[The request]: Without omitting anything, retype the data that follows.

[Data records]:
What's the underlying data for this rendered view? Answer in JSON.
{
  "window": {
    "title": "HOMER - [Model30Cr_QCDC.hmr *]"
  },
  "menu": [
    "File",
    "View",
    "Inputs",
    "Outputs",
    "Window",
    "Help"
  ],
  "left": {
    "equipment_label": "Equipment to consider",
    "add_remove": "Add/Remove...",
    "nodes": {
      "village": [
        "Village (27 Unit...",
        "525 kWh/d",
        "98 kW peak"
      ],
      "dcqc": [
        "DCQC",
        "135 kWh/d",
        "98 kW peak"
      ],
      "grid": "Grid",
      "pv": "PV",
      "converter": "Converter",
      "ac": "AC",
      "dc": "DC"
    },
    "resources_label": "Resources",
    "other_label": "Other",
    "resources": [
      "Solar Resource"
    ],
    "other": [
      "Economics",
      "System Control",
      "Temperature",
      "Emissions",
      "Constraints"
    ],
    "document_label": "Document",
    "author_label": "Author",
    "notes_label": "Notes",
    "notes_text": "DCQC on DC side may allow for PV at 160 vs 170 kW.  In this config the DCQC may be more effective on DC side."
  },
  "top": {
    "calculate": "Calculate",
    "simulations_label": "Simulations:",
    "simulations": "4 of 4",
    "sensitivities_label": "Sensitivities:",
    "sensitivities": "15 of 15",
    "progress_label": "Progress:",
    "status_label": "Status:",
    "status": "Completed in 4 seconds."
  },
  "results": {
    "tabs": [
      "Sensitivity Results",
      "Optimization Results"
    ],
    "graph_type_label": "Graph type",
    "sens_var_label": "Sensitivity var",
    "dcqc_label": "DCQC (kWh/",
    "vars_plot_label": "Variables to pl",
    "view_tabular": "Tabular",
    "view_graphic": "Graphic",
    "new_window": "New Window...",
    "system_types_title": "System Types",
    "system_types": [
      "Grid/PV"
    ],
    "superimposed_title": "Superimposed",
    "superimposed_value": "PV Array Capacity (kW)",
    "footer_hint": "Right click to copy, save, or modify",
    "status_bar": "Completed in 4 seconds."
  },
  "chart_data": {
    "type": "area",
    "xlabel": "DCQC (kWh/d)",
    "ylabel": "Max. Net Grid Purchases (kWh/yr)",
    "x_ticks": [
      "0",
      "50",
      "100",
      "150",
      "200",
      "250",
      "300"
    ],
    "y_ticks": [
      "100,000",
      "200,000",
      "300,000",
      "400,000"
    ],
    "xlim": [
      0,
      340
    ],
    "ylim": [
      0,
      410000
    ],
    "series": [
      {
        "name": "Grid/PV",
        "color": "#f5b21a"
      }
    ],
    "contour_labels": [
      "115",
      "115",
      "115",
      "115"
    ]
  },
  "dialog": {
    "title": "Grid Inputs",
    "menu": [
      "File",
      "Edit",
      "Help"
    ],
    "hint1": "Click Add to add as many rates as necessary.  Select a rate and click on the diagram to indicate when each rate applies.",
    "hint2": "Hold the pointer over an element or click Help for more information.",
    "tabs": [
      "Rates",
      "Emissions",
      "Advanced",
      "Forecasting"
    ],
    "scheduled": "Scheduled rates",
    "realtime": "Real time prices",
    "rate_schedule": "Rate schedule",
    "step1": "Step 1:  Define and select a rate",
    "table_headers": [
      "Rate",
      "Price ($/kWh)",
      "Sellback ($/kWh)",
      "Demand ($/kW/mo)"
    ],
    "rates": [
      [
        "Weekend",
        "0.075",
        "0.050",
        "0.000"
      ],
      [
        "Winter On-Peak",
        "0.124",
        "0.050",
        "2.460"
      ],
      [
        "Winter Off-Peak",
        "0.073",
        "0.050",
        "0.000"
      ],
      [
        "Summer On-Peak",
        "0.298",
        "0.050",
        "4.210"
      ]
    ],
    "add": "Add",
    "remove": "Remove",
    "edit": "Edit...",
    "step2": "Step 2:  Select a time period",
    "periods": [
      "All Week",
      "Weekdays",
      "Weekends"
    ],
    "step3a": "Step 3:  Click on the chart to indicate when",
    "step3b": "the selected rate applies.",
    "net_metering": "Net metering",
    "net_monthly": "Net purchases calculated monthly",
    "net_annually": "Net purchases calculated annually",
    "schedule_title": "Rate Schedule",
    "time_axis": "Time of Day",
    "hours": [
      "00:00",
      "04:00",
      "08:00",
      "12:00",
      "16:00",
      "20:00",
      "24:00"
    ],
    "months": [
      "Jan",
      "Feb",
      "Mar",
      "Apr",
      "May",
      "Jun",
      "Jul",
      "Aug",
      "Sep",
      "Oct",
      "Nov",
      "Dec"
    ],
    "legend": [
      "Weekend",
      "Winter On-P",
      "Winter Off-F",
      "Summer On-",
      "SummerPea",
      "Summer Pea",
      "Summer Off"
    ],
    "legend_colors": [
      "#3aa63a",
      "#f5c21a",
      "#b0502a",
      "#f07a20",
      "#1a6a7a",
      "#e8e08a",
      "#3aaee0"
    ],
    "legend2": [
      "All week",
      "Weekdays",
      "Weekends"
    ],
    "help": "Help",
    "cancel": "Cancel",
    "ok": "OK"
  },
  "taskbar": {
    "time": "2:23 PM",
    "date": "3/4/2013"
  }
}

[Written solution]:
What's the underlying data for this rendered view? Answer in JSON.
{
  "window": {
    "title": "HOMER - [Model30Cr_QCDC.hmr *]"
  },
  "menu": [
    "File",
    "View",
    "Inputs",
    "Outputs",
    "Window",
    "Help"
  ],
  "left": {
    "equipment_label": "Equipment to consider",
    "add_remove": "Add/Remove...",
    "nodes": {
      "village": [
        "Village (27 Unit...",
        "525 kWh/d",
        "98 kW peak"
      ],
      "dcqc": [
        "DCQC",
        "135 kWh/d",
        "98 kW peak"
      ],
      "grid": "Grid",
      "pv": "PV",
      "converter": "Converter",
      "ac": "AC",
      "dc": "DC"
    },
    "resources_label": "Resources",
    "other_label": "Other",
    "resources": [
      "Solar Resource"
    ],
    "other": [
      "Economics",
      "System Control",
      "Temperature",
      "Emissions",
      "Constraints"
    ],
    "document_label": "Document",
    "author_label": "Author",
    "notes_label": "Notes",
    "notes_text": "DCQC on DC side may allow for PV at 160 vs 170 kW.  In this config the DCQC may be more effective on DC side."
  },
  "top": {
    "calculate": "Calculate",
    "simulations_label": "Simulations:",
    "simulations": "4 of 4",
    "sensitivities_label": "Sensitivities:",
    "sensitivities": "15 of 15",
    "progress_label": "Progress:",
    "status_label": "Status:",
    "status": "Completed in 4 seconds."
  },
  "results": {
    "tabs": [
      "Sensitivity Results",
      "Optimization Results"
    ],
    "graph_type_label": "Graph type",
    "sens_var_label": "Sensitivity var",
    "dcqc_label": "DCQC (kWh/",
    "vars_plot_label": "Variables to pl",
    "view_tabular": "Tabular",
    "view_graphic": "Graphic",
    "new_window": "New Window...",
    "system_types_title": "System Types",
    "system_types": [
      "Grid/PV"
    ],
    "superimposed_title": "Superimposed",
    "superimposed_value": "PV Array Capacity (kW)",
    "footer_hint": "Right click to copy, save, or modify",
    "status_bar": "Completed in 4 seconds."
  },
  "chart_data": {
    "type": "area",
    "xlabel": "DCQC (kWh/d)",
    "ylabel": "Max. Net Grid Purchases (kWh/yr)",
    "x_ticks": [
      "0",
      "50",
      "100",
      "150",
      "200",
      "250",
      "300"
    ],
    "y_ticks": [
      "100,000",
      "200,000",
      "300,000",
      "400,000"
    ],
    "xlim": [
      0,
      340
    ],
    "ylim": [
      0,
      410000
    ],
    "series": [
      {
        "name": "Grid/PV",
        "color": "#f5b21a"
      }
    ],
    "contour_labels": [
      "115",
      "115",
      "115",
      "115"
    ]
  },
  "dialog": {
    "title": "Grid Inputs",
    "menu": [
      "File",
      "Edit",
      "Help"
    ],
    "hint1": "Click Add to add as many rates as necessary.  Select a rate and click on the diagram to indicate when each rate applies.",
    "hint2": "Hold the pointer over an element or click Help for more information.",
    "tabs": [
      "Rates",
      "Emissions",
      "Advanced",
      "Forecasting"
    ],
    "scheduled": "Scheduled rates",
    "realtime": "Real time prices",
    "rate_schedule": "Rate schedule",
    "step1": "Step 1:  Define and select a rate",
    "table_headers": [
      "Rate",
      "Price ($/kWh)",
      "Sellback ($/kWh)",
      "Demand ($/kW/mo)"
    ],
    "rates": [
      [
        "Weekend",
        "0.075",
        "0.050",
        "0.000"
      ],
      [
        "Winter On-Peak",
        "0.124",
        "0.050",
        "2.460"
      ],
      [
        "Winter Off-Peak",
        "0.073",
        "0.050",
        "0.000"
      ],
      [
        "Summer On-Peak",
        "0.298",
        "0.050",
        "4.210"
      ]
    ],
    "add": "Add",
    "remove": "Remove",
    "edit": "Edit...",
    "step2": "Step 2:  Select a time period",
    "periods": [
      "All Week",
      "Weekdays",
      "Weekends"
    ],
    "step3a": "Step 3:  Click on the chart to indicate when",
    "step3b": "the selected rate applies.",
    "net_metering": "Net metering",
    "net_monthly": "Net purchases calculated monthly",
    "net_annually": "Net purchases calculated annually",
    "schedule_title": "Rate Schedule",
    "time_axis": "Time of Day",
    "hours": [
      "00:00",
      "04:00",
      "08:00",
      "12:00",
      "16:00",
      "20:00",
      "24:00"
    ],
    "months": [
      "Jan",
      "Feb",
      "Mar",
      "Apr",
      "May",
      "Jun",
      "Jul",
      "Aug",
      "Sep",
      "Oct",
      "Nov",
      "Dec"
    ],
    "legend": [
      "Weekend",
      "Winter On-P",
      "Winter Off-F",
      "Summer On-",
      "SummerPea",
      "Summer Pea",
      "Summer Off"
    ],
    "legend_colors": [
      "#3aa63a",
      "#f5c21a",
      "#b0502a",
      "#f07a20",
      "#1a6a7a",
      "#e8e08a",
      "#3aaee0"
    ],
    "legend2": [
      "All week",
      "Weekdays",
      "Weekends"
    ],
    "help": "Help",
    "cancel": "Cancel",
    "ok": "OK"
  },
  "taskbar": {
    "time": "2:23 PM",
    "date": "3/4/2013"
  }
}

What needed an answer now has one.